Your task is to tally the lines of the listing containing the word "affiliate" and report the figure alone.

--- --- ---

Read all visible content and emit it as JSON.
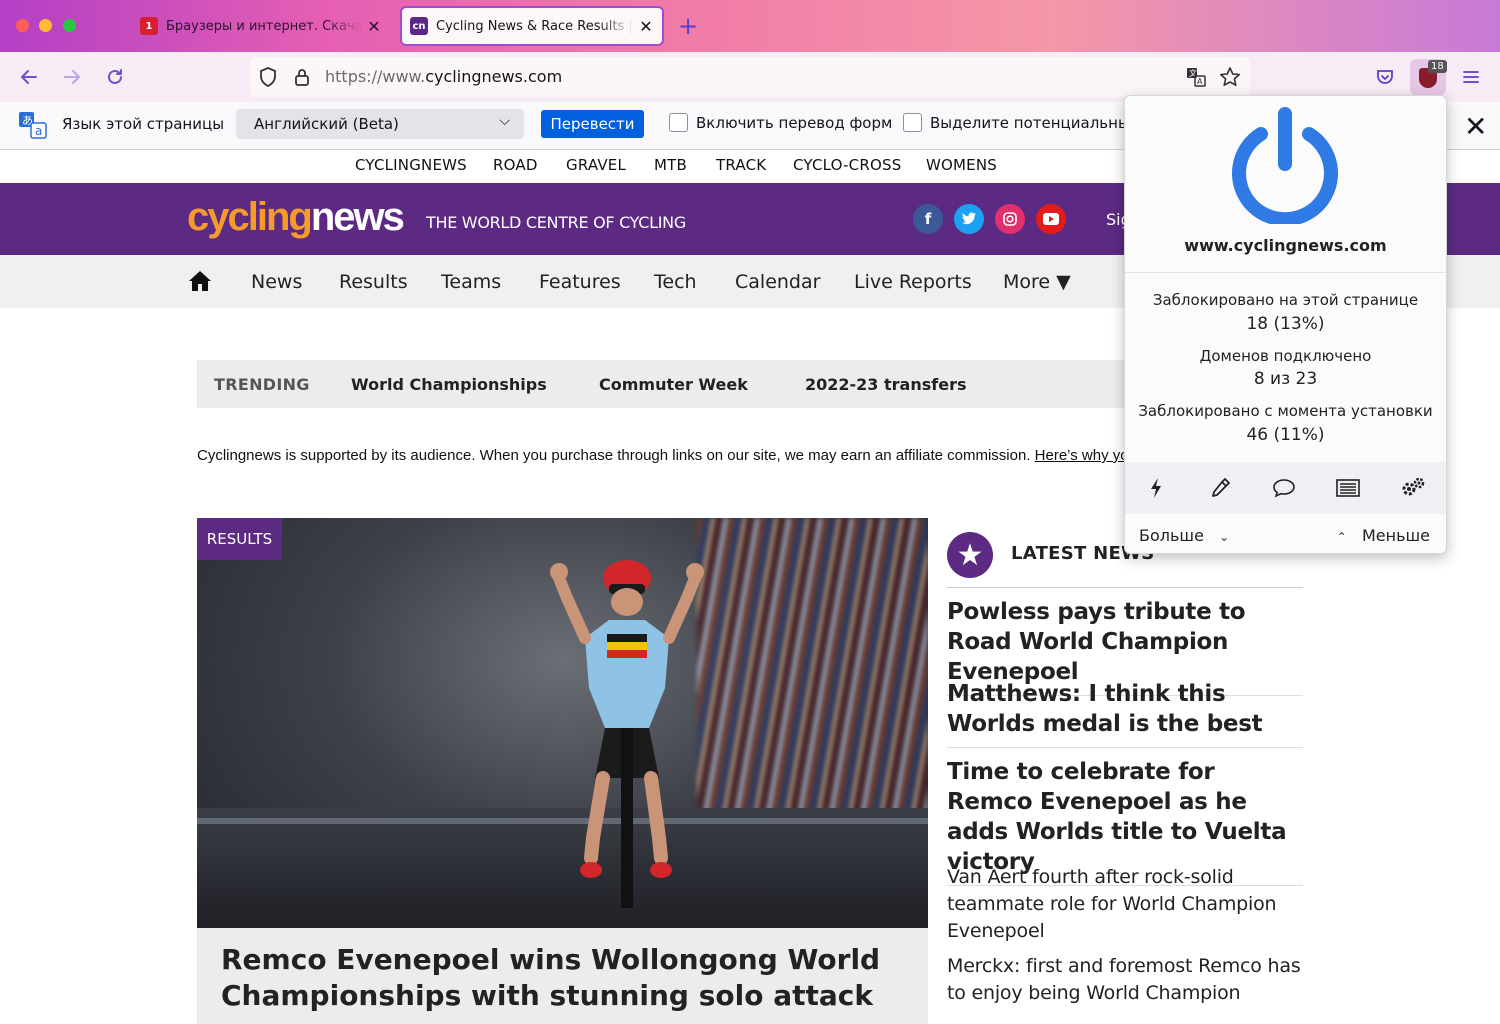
{
  "tabs": [
    {
      "title": "Браузеры и интернет. Скачать бесплатно"
    },
    {
      "title": "Cycling News & Race Results | Cyclingnews"
    }
  ],
  "url": {
    "scheme": "https://www.",
    "host": "cyclingnews.com"
  },
  "ublock_badge": "18",
  "translation": {
    "page_lang_label": "Язык этой страницы",
    "selected_lang": "Английский (Beta)",
    "translate_button": "Перевести",
    "forms_option": "Включить перевод форм",
    "highlight_option": "Выделите потенциальные"
  },
  "site_links": [
    "CYCLINGNEWS",
    "ROAD",
    "GRAVEL",
    "MTB",
    "TRACK",
    "CYCLO-CROSS",
    "WOMENS"
  ],
  "banner": {
    "logo_part1": "cycling",
    "logo_part2": "news",
    "tagline": "THE WORLD CENTRE OF CYCLING",
    "signin": "Sign in"
  },
  "main_nav": [
    "News",
    "Results",
    "Teams",
    "Features",
    "Tech",
    "Calendar",
    "Live Reports",
    "More ▼"
  ],
  "trending": {
    "label": "TRENDING",
    "items": [
      "World Championships",
      "Commuter Week",
      "2022-23 transfers"
    ]
  },
  "affiliate": {
    "text": "Cyclingnews is supported by its audience. When you purchase through links on our site, we may earn an affiliate commission. ",
    "link": "Here’s why you can trust us."
  },
  "hero": {
    "badge": "RESULTS",
    "title": "Remco Evenepoel wins Wollongong World Championships with stunning solo attack"
  },
  "latest": {
    "title": "LATEST NEWS",
    "items": [
      "Powless pays tribute to Road World Champion Evenepoel",
      "Matthews: I think this Worlds medal is the best",
      "Time to celebrate for Remco Evenepoel as he adds Worlds title to Vuelta victory",
      "Van Aert fourth after rock-solid teammate role for World Champion Evenepoel",
      "Merckx: first and foremost Remco has to enjoy being World Champion"
    ]
  },
  "popup": {
    "host": "www.cyclingnews.com",
    "stats": [
      {
        "label": "Заблокировано на этой странице",
        "value": "18 (13%)"
      },
      {
        "label": "Доменов подключено",
        "value": "8 из 23"
      },
      {
        "label": "Заблокировано с момента установки",
        "value": "46 (11%)"
      }
    ],
    "more": "Больше",
    "less": "Меньше"
  },
  "colors": {
    "site_purple": "#5c2a82",
    "logo_orange": "#f49b2a",
    "power_blue": "#2f7ae5",
    "translate_blue": "#0060df"
  }
}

--- --- ---

● **Exercise answer**:
2